Stated goal:
For the material that follows, list every line containing the word "FASTTEXT".

Records supplied:

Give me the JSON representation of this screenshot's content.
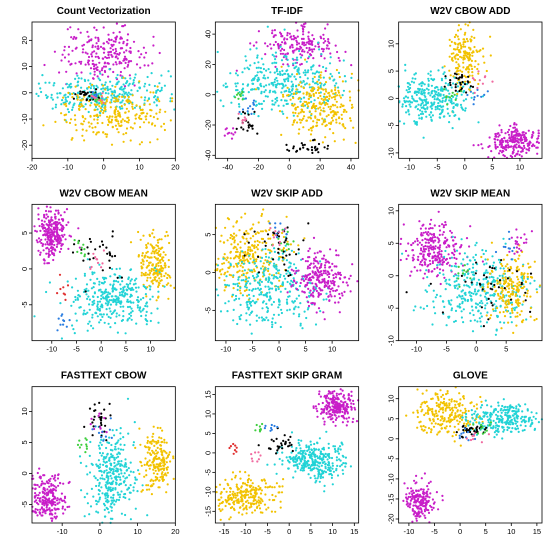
{
  "colors": {
    "cyan": "#22d3d6",
    "gold": "#f2c200",
    "magenta": "#c81ec8",
    "black": "#000000",
    "green": "#3fcf3f",
    "blue": "#2a7de1",
    "pink": "#f06aa0",
    "purple": "#8a2be2",
    "red": "#e03030"
  },
  "chart_data": [
    {
      "type": "scatter",
      "title": "Count Vectorization",
      "xlim": [
        -20,
        20
      ],
      "ylim": [
        -25,
        27
      ],
      "xticks": [
        -20,
        -10,
        0,
        10,
        20
      ],
      "yticks": [
        -20,
        -10,
        0,
        10,
        20
      ],
      "clusters": [
        {
          "color": "magenta",
          "cx": 0,
          "cy": 15,
          "sx": 6,
          "sy": 5,
          "n": 230
        },
        {
          "color": "cyan",
          "cx": 0,
          "cy": 0,
          "sx": 9,
          "sy": 3.5,
          "n": 300
        },
        {
          "color": "gold",
          "cx": 2,
          "cy": -8,
          "sx": 8,
          "sy": 5,
          "n": 260
        },
        {
          "color": "black",
          "cx": -5,
          "cy": -1,
          "sx": 1.5,
          "sy": 1.2,
          "n": 25
        },
        {
          "color": "green",
          "cx": -2,
          "cy": -2,
          "sx": 1,
          "sy": 1,
          "n": 10
        },
        {
          "color": "blue",
          "cx": -3,
          "cy": -1,
          "sx": 1,
          "sy": 1,
          "n": 10
        },
        {
          "color": "pink",
          "cx": -1,
          "cy": -2,
          "sx": 1,
          "sy": 1,
          "n": 10
        }
      ]
    },
    {
      "type": "scatter",
      "title": "TF-IDF",
      "xlim": [
        -48,
        45
      ],
      "ylim": [
        -42,
        48
      ],
      "xticks": [
        -40,
        -20,
        0,
        20,
        40
      ],
      "yticks": [
        -40,
        -20,
        0,
        20,
        40
      ],
      "clusters": [
        {
          "color": "magenta",
          "cx": 5,
          "cy": 32,
          "sx": 12,
          "sy": 6,
          "n": 180
        },
        {
          "color": "cyan",
          "cx": -5,
          "cy": 8,
          "sx": 20,
          "sy": 10,
          "n": 340
        },
        {
          "color": "gold",
          "cx": 20,
          "cy": -8,
          "sx": 12,
          "sy": 10,
          "n": 260
        },
        {
          "color": "black",
          "cx": 10,
          "cy": -35,
          "sx": 8,
          "sy": 2,
          "n": 30
        },
        {
          "color": "black",
          "cx": -28,
          "cy": -20,
          "sx": 4,
          "sy": 4,
          "n": 20
        },
        {
          "color": "magenta",
          "cx": -38,
          "cy": -25,
          "sx": 2,
          "sy": 2,
          "n": 10
        },
        {
          "color": "green",
          "cx": -32,
          "cy": 0,
          "sx": 2,
          "sy": 2,
          "n": 10
        },
        {
          "color": "blue",
          "cx": -26,
          "cy": -8,
          "sx": 3,
          "sy": 3,
          "n": 12
        },
        {
          "color": "pink",
          "cx": -30,
          "cy": -15,
          "sx": 2,
          "sy": 2,
          "n": 8
        }
      ]
    },
    {
      "type": "scatter",
      "title": "W2V CBOW ADD",
      "xlim": [
        -12,
        14
      ],
      "ylim": [
        -11,
        14
      ],
      "xticks": [
        -10,
        -5,
        0,
        5,
        10
      ],
      "yticks": [
        -10,
        -5,
        0,
        5,
        10
      ],
      "clusters": [
        {
          "color": "gold",
          "cx": 0,
          "cy": 8,
          "sx": 1.5,
          "sy": 3,
          "n": 170
        },
        {
          "color": "cyan",
          "cx": -6,
          "cy": 0,
          "sx": 3,
          "sy": 2.2,
          "n": 300
        },
        {
          "color": "magenta",
          "cx": 9,
          "cy": -8,
          "sx": 2.5,
          "sy": 1.5,
          "n": 240
        },
        {
          "color": "black",
          "cx": -1,
          "cy": 3,
          "sx": 1.5,
          "sy": 1,
          "n": 30
        },
        {
          "color": "green",
          "cx": -3,
          "cy": 0,
          "sx": 1,
          "sy": 1,
          "n": 10
        },
        {
          "color": "blue",
          "cx": 2,
          "cy": 1,
          "sx": 1,
          "sy": 1,
          "n": 10
        },
        {
          "color": "pink",
          "cx": 3,
          "cy": 3,
          "sx": 1,
          "sy": 1,
          "n": 10
        }
      ]
    },
    {
      "type": "scatter",
      "title": "W2V CBOW MEAN",
      "xlim": [
        -14,
        15
      ],
      "ylim": [
        -10,
        9
      ],
      "xticks": [
        -10,
        -5,
        0,
        5,
        10
      ],
      "yticks": [
        -5,
        0,
        5
      ],
      "clusters": [
        {
          "color": "magenta",
          "cx": -10,
          "cy": 5,
          "sx": 1.6,
          "sy": 1.8,
          "n": 250
        },
        {
          "color": "gold",
          "cx": 11,
          "cy": 0.5,
          "sx": 1.6,
          "sy": 2,
          "n": 190
        },
        {
          "color": "cyan",
          "cx": 2,
          "cy": -4,
          "sx": 4.5,
          "sy": 2,
          "n": 330
        },
        {
          "color": "black",
          "cx": -1,
          "cy": 2,
          "sx": 3,
          "sy": 2,
          "n": 30
        },
        {
          "color": "green",
          "cx": -4,
          "cy": 3,
          "sx": 1,
          "sy": 1,
          "n": 10
        },
        {
          "color": "blue",
          "cx": -8,
          "cy": -7,
          "sx": 1,
          "sy": 1,
          "n": 10
        },
        {
          "color": "pink",
          "cx": -1,
          "cy": 1,
          "sx": 1,
          "sy": 1,
          "n": 10
        },
        {
          "color": "red",
          "cx": -8,
          "cy": -3,
          "sx": 1,
          "sy": 1,
          "n": 8
        }
      ]
    },
    {
      "type": "scatter",
      "title": "W2V SKIP ADD",
      "xlim": [
        -12,
        15
      ],
      "ylim": [
        -9,
        9
      ],
      "xticks": [
        -10,
        -5,
        0,
        5,
        10
      ],
      "yticks": [
        -5,
        0,
        5
      ],
      "clusters": [
        {
          "color": "gold",
          "cx": -6,
          "cy": 2,
          "sx": 3.5,
          "sy": 2.5,
          "n": 280
        },
        {
          "color": "cyan",
          "cx": -2,
          "cy": -2,
          "sx": 4,
          "sy": 2.5,
          "n": 320
        },
        {
          "color": "magenta",
          "cx": 8,
          "cy": -1,
          "sx": 2.5,
          "sy": 1.8,
          "n": 240
        },
        {
          "color": "black",
          "cx": -1,
          "cy": 3,
          "sx": 3,
          "sy": 2,
          "n": 35
        },
        {
          "color": "green",
          "cx": 1,
          "cy": 4,
          "sx": 1,
          "sy": 1,
          "n": 10
        },
        {
          "color": "blue",
          "cx": 0,
          "cy": 6,
          "sx": 1,
          "sy": 1,
          "n": 10
        },
        {
          "color": "pink",
          "cx": 0,
          "cy": 5,
          "sx": 1,
          "sy": 1,
          "n": 10
        }
      ]
    },
    {
      "type": "scatter",
      "title": "W2V SKIP MEAN",
      "xlim": [
        -13,
        11
      ],
      "ylim": [
        -10,
        11
      ],
      "xticks": [
        -10,
        -5,
        0,
        5
      ],
      "yticks": [
        -10,
        -5,
        0,
        5,
        10
      ],
      "clusters": [
        {
          "color": "magenta",
          "cx": -7,
          "cy": 4,
          "sx": 2.5,
          "sy": 2,
          "n": 250
        },
        {
          "color": "cyan",
          "cx": 0,
          "cy": -2,
          "sx": 4,
          "sy": 3,
          "n": 330
        },
        {
          "color": "gold",
          "cx": 6,
          "cy": -2,
          "sx": 2,
          "sy": 2.5,
          "n": 200
        },
        {
          "color": "black",
          "cx": 1,
          "cy": -1,
          "sx": 4,
          "sy": 2.5,
          "n": 40
        },
        {
          "color": "magenta",
          "cx": 7,
          "cy": 5,
          "sx": 1,
          "sy": 0.8,
          "n": 20
        },
        {
          "color": "green",
          "cx": -2,
          "cy": 1,
          "sx": 1,
          "sy": 1,
          "n": 10
        },
        {
          "color": "blue",
          "cx": 5,
          "cy": 4,
          "sx": 1,
          "sy": 1,
          "n": 10
        }
      ]
    },
    {
      "type": "scatter",
      "title": "FASTTEXT CBOW",
      "xlim": [
        -18,
        20
      ],
      "ylim": [
        -8,
        14
      ],
      "xticks": [
        -10,
        0,
        10,
        20
      ],
      "yticks": [
        -5,
        0,
        5,
        10
      ],
      "clusters": [
        {
          "color": "magenta",
          "cx": -14,
          "cy": -4,
          "sx": 2.5,
          "sy": 2,
          "n": 240
        },
        {
          "color": "cyan",
          "cx": 3,
          "cy": -1,
          "sx": 3,
          "sy": 3.5,
          "n": 320
        },
        {
          "color": "gold",
          "cx": 15,
          "cy": 2,
          "sx": 2,
          "sy": 2.5,
          "n": 190
        },
        {
          "color": "black",
          "cx": 0,
          "cy": 9,
          "sx": 1.5,
          "sy": 1.5,
          "n": 30
        },
        {
          "color": "magenta",
          "cx": 0,
          "cy": 8,
          "sx": 1,
          "sy": 1,
          "n": 10
        },
        {
          "color": "green",
          "cx": -4,
          "cy": 4,
          "sx": 1,
          "sy": 1,
          "n": 10
        },
        {
          "color": "blue",
          "cx": 1,
          "cy": 7,
          "sx": 1,
          "sy": 1,
          "n": 10
        }
      ]
    },
    {
      "type": "scatter",
      "title": "FASTTEXT SKIP GRAM",
      "xlim": [
        -17,
        16
      ],
      "ylim": [
        -18,
        17
      ],
      "xticks": [
        -15,
        -10,
        -5,
        0,
        5,
        10,
        15
      ],
      "yticks": [
        -15,
        -10,
        -5,
        0,
        5,
        10,
        15
      ],
      "clusters": [
        {
          "color": "magenta",
          "cx": 11,
          "cy": 12,
          "sx": 2,
          "sy": 2,
          "n": 230
        },
        {
          "color": "cyan",
          "cx": 6,
          "cy": -2,
          "sx": 3.5,
          "sy": 2.5,
          "n": 320
        },
        {
          "color": "gold",
          "cx": -10,
          "cy": -11,
          "sx": 4,
          "sy": 2.5,
          "n": 250
        },
        {
          "color": "black",
          "cx": -2,
          "cy": 2,
          "sx": 2,
          "sy": 1.5,
          "n": 30
        },
        {
          "color": "red",
          "cx": -13,
          "cy": 1,
          "sx": 0.8,
          "sy": 0.8,
          "n": 8
        },
        {
          "color": "green",
          "cx": -7,
          "cy": 6,
          "sx": 0.8,
          "sy": 0.8,
          "n": 8
        },
        {
          "color": "blue",
          "cx": -4,
          "cy": 6,
          "sx": 0.8,
          "sy": 0.8,
          "n": 8
        },
        {
          "color": "pink",
          "cx": -8,
          "cy": -1,
          "sx": 1,
          "sy": 1,
          "n": 8
        }
      ]
    },
    {
      "type": "scatter",
      "title": "GLOVE",
      "xlim": [
        -12,
        16
      ],
      "ylim": [
        -21,
        13
      ],
      "xticks": [
        -10,
        -5,
        0,
        5,
        10,
        15
      ],
      "yticks": [
        -20,
        -15,
        -10,
        -5,
        0,
        5,
        10
      ],
      "clusters": [
        {
          "color": "gold",
          "cx": -3,
          "cy": 6,
          "sx": 3,
          "sy": 3,
          "n": 230
        },
        {
          "color": "cyan",
          "cx": 9,
          "cy": 5,
          "sx": 3.5,
          "sy": 1.8,
          "n": 260
        },
        {
          "color": "magenta",
          "cx": -8,
          "cy": -16,
          "sx": 1.5,
          "sy": 2.5,
          "n": 180
        },
        {
          "color": "black",
          "cx": 2,
          "cy": 2,
          "sx": 1.5,
          "sy": 1,
          "n": 30
        },
        {
          "color": "green",
          "cx": 4,
          "cy": 3,
          "sx": 1,
          "sy": 1,
          "n": 10
        },
        {
          "color": "blue",
          "cx": 1,
          "cy": 1,
          "sx": 1,
          "sy": 1,
          "n": 10
        },
        {
          "color": "pink",
          "cx": 3,
          "cy": 1,
          "sx": 1,
          "sy": 1,
          "n": 8
        }
      ]
    }
  ]
}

Output:
      "title": "FASTTEXT CBOW",
      "title": "FASTTEXT SKIP GRAM",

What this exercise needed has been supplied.